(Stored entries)
++++++

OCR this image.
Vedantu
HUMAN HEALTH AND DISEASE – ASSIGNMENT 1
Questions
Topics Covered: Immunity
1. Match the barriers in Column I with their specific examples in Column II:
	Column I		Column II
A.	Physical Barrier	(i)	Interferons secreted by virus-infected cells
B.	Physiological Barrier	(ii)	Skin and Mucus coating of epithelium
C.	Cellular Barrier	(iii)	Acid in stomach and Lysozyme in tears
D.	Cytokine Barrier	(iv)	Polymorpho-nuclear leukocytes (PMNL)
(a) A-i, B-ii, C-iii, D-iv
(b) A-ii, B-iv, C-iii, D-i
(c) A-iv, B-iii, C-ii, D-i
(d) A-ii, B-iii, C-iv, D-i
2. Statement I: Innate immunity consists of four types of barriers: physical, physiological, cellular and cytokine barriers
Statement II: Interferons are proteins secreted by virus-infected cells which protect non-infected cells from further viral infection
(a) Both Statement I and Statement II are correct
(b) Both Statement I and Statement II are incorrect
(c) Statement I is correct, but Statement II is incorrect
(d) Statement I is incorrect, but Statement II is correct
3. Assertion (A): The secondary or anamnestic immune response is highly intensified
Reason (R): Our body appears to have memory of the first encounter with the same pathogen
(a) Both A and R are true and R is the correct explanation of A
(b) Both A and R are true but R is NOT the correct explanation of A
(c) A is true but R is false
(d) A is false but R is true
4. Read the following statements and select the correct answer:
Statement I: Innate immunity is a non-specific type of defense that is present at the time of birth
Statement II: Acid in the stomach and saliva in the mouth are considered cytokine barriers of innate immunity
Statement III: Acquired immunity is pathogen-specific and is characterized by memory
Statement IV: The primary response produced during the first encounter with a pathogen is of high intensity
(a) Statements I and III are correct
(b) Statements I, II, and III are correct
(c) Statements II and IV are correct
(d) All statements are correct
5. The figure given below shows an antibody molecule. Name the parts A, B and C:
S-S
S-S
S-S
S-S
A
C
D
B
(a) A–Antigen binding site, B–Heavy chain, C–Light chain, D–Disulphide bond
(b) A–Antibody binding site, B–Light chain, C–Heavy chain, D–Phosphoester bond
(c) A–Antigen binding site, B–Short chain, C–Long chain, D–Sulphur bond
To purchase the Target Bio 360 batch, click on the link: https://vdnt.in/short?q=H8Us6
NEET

++++++

Your answer should consist of the lines above that hold the word "specific", copied exactly.

## Result for this exercise
1. Match the barriers in Column I with their specific examples in Column II:
Statement I: Innate immunity is a non-specific type of defense that is present at the time of birth
Statement III: Acquired immunity is pathogen-specific and is characterized by memory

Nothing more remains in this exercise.